--- Task brief ---
Lines containing the word "pendientes" are to be located and copied.

[Data excerpts]
============

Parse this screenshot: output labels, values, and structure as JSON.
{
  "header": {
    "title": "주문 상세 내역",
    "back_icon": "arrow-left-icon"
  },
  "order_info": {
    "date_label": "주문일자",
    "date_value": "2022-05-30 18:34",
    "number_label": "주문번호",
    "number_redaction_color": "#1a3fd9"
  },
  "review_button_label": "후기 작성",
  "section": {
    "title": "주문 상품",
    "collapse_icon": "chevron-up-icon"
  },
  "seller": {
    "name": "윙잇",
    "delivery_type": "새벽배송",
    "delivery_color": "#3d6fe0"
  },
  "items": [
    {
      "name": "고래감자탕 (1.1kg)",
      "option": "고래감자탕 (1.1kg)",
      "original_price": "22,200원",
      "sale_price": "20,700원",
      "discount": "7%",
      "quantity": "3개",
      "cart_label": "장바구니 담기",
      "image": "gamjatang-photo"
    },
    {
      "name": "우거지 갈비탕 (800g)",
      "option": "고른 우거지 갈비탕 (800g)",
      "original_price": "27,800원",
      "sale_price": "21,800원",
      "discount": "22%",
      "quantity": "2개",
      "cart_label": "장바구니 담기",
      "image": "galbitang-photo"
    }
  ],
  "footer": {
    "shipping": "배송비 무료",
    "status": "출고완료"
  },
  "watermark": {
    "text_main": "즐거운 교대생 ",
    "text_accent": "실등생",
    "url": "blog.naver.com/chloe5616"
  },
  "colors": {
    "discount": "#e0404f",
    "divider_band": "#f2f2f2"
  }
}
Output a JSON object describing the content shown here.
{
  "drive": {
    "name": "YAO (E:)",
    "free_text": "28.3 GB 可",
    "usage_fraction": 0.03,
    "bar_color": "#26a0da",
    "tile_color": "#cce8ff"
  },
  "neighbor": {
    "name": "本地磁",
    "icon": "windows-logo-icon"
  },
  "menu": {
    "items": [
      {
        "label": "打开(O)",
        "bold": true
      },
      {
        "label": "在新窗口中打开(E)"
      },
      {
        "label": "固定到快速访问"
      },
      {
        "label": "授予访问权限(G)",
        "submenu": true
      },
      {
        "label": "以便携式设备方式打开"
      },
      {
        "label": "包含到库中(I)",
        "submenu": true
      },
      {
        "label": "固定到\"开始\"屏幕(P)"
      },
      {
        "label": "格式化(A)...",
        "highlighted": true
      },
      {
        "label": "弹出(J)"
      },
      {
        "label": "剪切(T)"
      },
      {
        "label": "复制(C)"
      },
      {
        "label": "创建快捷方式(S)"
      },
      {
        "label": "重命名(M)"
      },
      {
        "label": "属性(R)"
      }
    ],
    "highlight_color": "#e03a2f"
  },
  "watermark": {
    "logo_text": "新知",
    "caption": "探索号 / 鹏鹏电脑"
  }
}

============

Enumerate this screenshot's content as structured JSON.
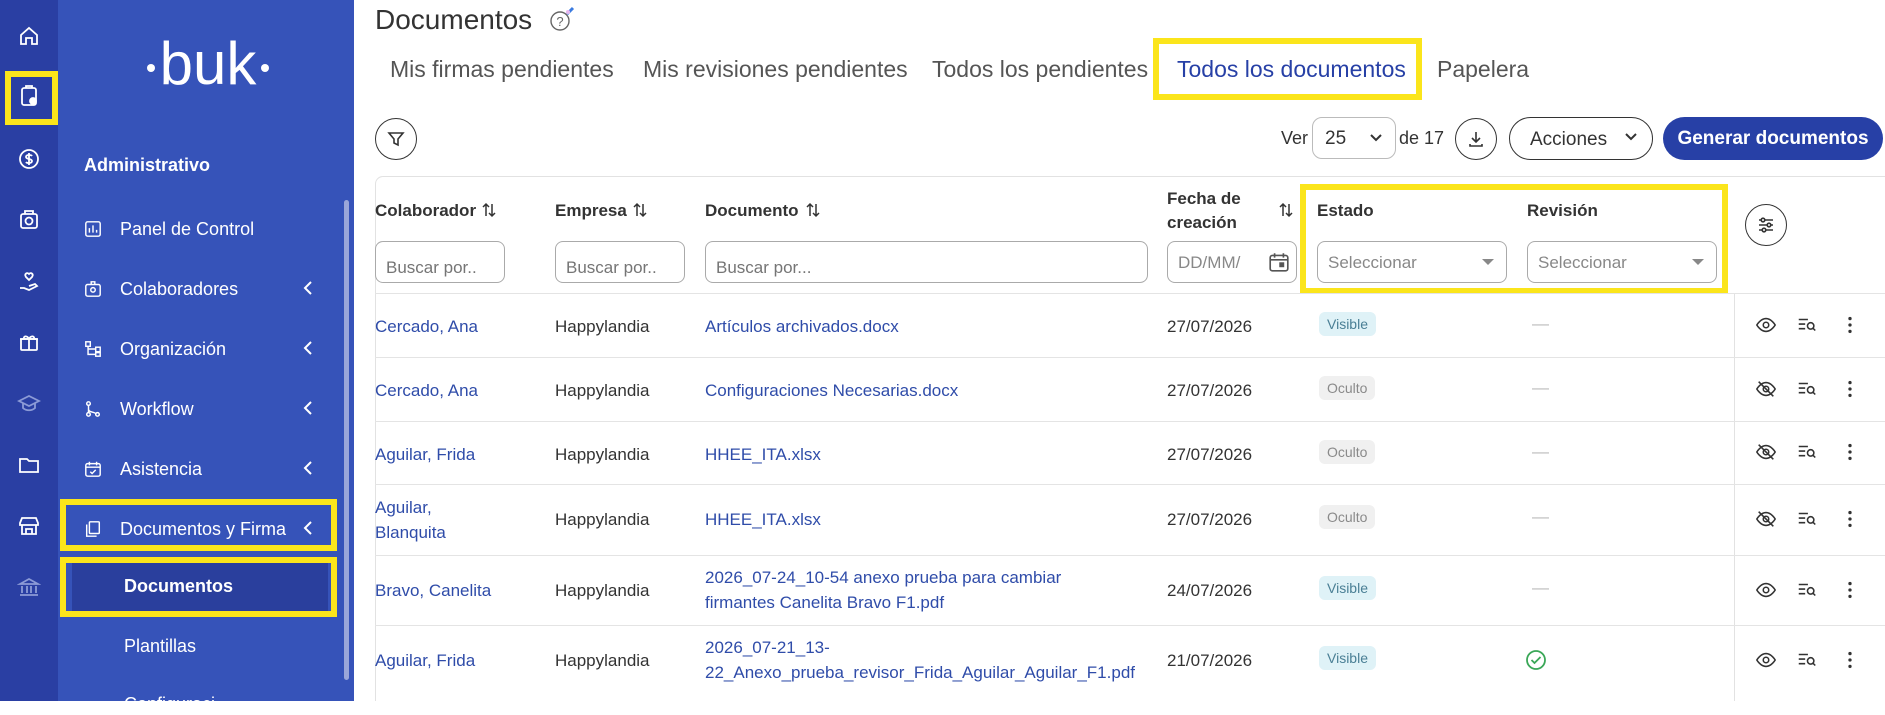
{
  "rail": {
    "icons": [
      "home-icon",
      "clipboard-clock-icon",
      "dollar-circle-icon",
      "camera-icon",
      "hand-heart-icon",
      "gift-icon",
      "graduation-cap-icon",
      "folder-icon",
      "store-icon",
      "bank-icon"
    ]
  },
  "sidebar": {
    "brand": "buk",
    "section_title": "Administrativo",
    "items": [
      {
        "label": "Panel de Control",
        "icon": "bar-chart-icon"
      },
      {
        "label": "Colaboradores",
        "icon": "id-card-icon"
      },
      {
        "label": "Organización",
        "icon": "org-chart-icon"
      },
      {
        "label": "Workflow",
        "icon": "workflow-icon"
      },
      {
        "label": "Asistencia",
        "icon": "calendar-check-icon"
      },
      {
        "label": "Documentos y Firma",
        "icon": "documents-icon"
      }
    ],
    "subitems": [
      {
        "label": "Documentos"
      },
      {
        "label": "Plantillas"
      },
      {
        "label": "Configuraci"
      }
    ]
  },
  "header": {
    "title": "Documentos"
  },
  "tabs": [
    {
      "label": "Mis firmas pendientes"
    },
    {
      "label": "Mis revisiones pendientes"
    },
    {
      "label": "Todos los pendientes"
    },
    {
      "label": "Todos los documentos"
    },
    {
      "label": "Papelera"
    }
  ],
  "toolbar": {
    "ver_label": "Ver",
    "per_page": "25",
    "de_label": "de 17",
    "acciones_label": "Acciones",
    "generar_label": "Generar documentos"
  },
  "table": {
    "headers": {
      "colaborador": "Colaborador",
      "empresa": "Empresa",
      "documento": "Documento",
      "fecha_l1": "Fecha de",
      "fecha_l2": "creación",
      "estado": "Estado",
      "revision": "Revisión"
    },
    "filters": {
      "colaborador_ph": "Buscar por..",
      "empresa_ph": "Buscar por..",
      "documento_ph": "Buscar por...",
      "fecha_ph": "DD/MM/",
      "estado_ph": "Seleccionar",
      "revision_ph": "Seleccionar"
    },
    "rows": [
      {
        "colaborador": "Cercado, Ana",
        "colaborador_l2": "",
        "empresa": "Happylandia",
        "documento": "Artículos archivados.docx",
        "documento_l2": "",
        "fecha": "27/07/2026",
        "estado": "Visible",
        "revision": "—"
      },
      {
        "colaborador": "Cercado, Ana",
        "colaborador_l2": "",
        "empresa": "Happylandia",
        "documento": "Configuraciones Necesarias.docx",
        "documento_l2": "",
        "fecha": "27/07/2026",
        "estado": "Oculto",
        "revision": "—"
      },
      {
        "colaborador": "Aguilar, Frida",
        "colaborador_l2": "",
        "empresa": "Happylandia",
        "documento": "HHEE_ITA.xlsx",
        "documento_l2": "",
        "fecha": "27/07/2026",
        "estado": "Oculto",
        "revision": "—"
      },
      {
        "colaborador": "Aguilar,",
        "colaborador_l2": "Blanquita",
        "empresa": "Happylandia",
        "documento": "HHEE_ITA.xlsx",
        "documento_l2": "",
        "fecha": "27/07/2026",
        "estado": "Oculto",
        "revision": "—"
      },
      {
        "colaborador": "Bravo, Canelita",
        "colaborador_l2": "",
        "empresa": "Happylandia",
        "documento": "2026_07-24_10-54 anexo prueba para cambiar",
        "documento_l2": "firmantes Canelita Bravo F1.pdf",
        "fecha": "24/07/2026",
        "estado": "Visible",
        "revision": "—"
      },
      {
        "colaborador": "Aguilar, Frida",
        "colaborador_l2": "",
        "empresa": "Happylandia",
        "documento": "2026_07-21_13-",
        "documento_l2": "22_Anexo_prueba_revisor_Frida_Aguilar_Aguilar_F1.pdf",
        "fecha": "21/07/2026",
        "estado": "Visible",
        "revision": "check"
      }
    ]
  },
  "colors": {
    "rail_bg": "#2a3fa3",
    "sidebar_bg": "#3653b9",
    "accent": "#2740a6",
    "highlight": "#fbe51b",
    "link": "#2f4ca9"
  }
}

============

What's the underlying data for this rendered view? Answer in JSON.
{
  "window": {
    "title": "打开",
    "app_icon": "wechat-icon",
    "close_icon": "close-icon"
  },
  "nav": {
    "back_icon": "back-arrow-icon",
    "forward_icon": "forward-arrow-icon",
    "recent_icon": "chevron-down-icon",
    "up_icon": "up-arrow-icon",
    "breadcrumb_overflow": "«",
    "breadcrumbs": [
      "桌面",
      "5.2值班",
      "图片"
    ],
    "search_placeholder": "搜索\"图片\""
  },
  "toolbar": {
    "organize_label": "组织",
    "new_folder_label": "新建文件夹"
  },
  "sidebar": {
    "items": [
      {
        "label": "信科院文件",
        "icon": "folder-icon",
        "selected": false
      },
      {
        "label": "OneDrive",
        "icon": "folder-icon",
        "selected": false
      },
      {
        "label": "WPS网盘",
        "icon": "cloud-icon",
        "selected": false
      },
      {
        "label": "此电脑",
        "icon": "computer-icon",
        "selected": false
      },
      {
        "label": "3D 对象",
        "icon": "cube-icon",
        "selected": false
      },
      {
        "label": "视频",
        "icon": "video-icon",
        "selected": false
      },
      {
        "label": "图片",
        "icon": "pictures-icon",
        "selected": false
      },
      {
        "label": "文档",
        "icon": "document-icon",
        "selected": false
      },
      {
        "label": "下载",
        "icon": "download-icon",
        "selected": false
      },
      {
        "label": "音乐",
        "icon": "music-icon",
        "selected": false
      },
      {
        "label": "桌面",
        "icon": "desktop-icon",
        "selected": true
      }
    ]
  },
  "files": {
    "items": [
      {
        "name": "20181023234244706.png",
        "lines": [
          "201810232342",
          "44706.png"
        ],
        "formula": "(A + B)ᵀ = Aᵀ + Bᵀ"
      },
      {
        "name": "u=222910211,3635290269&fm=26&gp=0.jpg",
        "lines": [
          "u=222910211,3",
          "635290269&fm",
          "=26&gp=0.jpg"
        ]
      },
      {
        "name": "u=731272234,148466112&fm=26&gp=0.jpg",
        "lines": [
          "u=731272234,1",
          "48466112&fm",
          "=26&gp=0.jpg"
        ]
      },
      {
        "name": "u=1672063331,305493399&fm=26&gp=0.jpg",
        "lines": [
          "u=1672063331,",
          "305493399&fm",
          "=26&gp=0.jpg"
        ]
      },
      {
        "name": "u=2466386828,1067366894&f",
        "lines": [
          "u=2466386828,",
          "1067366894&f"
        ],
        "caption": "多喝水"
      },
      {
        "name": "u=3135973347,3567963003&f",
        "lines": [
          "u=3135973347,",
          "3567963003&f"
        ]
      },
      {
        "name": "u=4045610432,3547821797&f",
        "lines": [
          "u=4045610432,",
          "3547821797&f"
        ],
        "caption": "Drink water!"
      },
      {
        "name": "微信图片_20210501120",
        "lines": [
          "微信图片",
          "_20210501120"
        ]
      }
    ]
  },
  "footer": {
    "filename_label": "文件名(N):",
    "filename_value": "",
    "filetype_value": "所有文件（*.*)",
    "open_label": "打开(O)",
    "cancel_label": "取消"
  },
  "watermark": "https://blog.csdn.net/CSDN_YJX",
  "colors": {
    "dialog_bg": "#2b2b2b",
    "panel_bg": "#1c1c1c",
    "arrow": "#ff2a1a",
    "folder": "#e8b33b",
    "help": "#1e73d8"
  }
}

============

--- Solution to this exercise ---
      "label": "Mis firmas pendientes"
      "label": "Mis revisiones pendientes"
      "label": "Todos los pendientes"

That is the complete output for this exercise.